=== What is asked ===
- A) Using the tinygp mean-function excerpt, decide whether each statement agrees with it: (i) the mean function must be written for a single input coordinate; (ii) the user has to do the vmap-ing inside the mean function; (iii) calling mean_function on a vector of inputs works without error. Answer yes or no for each, quoting the deciding words.
- B) Transcribe the stretch of the tinygp mean-function excerpt from "Our implementation here" through "model = mean_function(mean_params, X_grid)".

=== Reading text ===

## BEGIN

X_grid = np.linspace(0, 10, 200)
model = jax.vmap(partial(mean_function, mean_params))(X_grid)

plt.plot(X_grid, model)
_ = plt.title("a parametric mean model")
No GPU/TPU found, falling back to CPU. (Set TF_CPP_MIN_LOG_LEVEL=0 and rerun for more info.)

Our implementation here is somewhat artificially complicated in order to highlight one very important technical point: we must define our mean function to operate on a single input coordinate. What that means is that we don’t need to worry about broadcasting and stuff within our mean function: tinygp will do all the necessary vmap-ing. More explicitly, if we try to call our mean_function on a vector of inputs, it will fail with a strange error (yeah, I know that we could write it in a way that would work, but I’m trying to make a point!):

model = mean_function(mean_params, X_grid)

## END

=== Recorded information ===
## BEGIN

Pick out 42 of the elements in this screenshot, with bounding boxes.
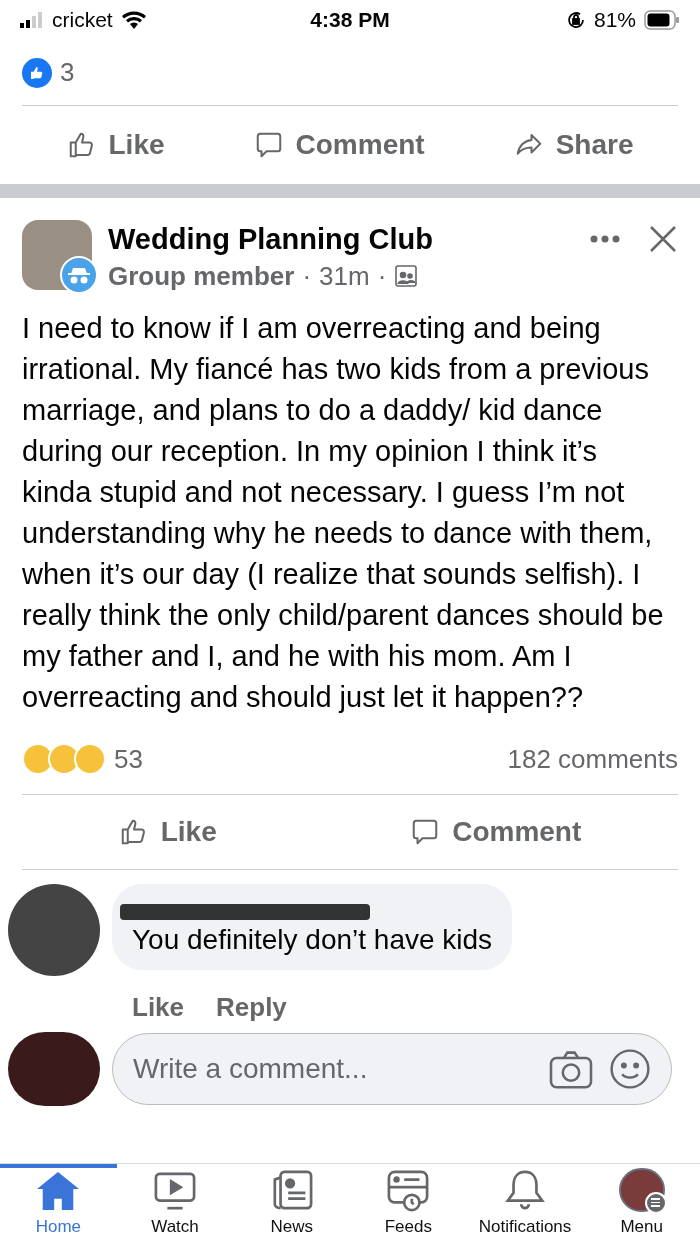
tab-bar-item[interactable]: Watch <box>116 1164 234 1245</box>
author-role: Group member <box>108 260 295 293</box>
comment-text: You definitely don’t have kids <box>132 924 493 955</box>
battery-icon <box>644 10 680 30</box>
reaction-emojis-icon <box>22 743 106 775</box>
battery-percent: 81% <box>593 7 636 34</box>
rotation-lock-icon <box>565 10 586 30</box>
close-icon[interactable] <box>648 224 678 254</box>
reaction-count: 53 <box>114 742 144 776</box>
post-text: I need to know if I am overreacting and being irrational. My fiancé has two kids from a previous marriage, and plans to do a daddy/ kid dance during our reception. In my opinion I think it’s kinda stupid and not necessary. I guess I’m not understanding why he needs to dance with them, when it’s our day (I realize that sounds selfish). I really think the only child/parent dances should be my father and I, and he with his mom. Am I overreacting and should just let it happen?? <box>21 311 665 715</box>
post-action-button[interactable]: Share <box>513 124 634 166</box>
separator-dot: · <box>302 260 312 293</box>
tab-bar-item[interactable]: Home <box>0 1164 117 1245</box>
tab-bar-item[interactable]: Menu <box>583 1164 700 1245</box>
tab-bar-item[interactable]: Feeds <box>350 1164 467 1245</box>
post-action-button[interactable]: Comment <box>253 124 425 166</box>
comment-action-link[interactable]: Reply <box>216 986 287 1028</box>
tab-bar-item[interactable]: News <box>233 1164 350 1245</box>
clock-time: 4:38 PM <box>310 7 390 34</box>
camera-icon[interactable] <box>549 1049 593 1089</box>
comment-count[interactable]: 182 comments <box>507 739 678 779</box>
comment-composer[interactable]: Write a comment... <box>112 1033 672 1105</box>
post-action-button[interactable]: Comment <box>410 811 582 853</box>
tab-bar-item[interactable]: Notifications <box>466 1164 584 1245</box>
separator-dot: · <box>377 260 387 293</box>
comment-input-field[interactable]: Write a comment... <box>133 1048 533 1090</box>
like-reaction-icon <box>22 57 52 88</box>
post-action-button[interactable]: Like <box>118 811 217 853</box>
bell-icon <box>502 1169 548 1212</box>
group-privacy-icon <box>394 264 419 288</box>
profile-avatar-icon <box>618 1168 665 1212</box>
group-name[interactable]: Wedding Planning Club <box>108 220 574 258</box>
smiley-icon[interactable] <box>609 1048 651 1090</box>
post-action-button[interactable]: Like <box>66 124 165 166</box>
comment-action-link[interactable]: Like <box>132 986 185 1028</box>
carrier-name: cricket <box>52 7 113 34</box>
signal-icon <box>20 12 44 28</box>
post-time: 31m <box>319 260 370 293</box>
wifi-icon <box>120 10 147 30</box>
video-player-icon <box>152 1169 198 1212</box>
like-count: 3 <box>60 56 75 89</box>
more-options-icon[interactable] <box>590 235 620 243</box>
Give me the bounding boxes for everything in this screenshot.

## END

=== Answer list ===
- A)
(i) Yes: "we must define our mean function to operate on a single input coordinate"
(ii) No: "tinygp will do all the necessary vmap-ing"
(iii) No: "it will fail with a strange error"

- B)
Our implementation here is somewhat artificially complicated in order to highlight one very important technical point: we must define our mean function to operate on a single input coordinate. What that means is that we don’t need to worry about broadcasting and stuff within our mean function: tinygp will do all the necessary vmap-ing. More explicitly, if we try to call our mean_function on a vector of inputs, it will fail with a strange error (yeah, I know that we could write it in a way that would work, but I’m trying to make a point!):

model = mean_function(mean_params, X_grid)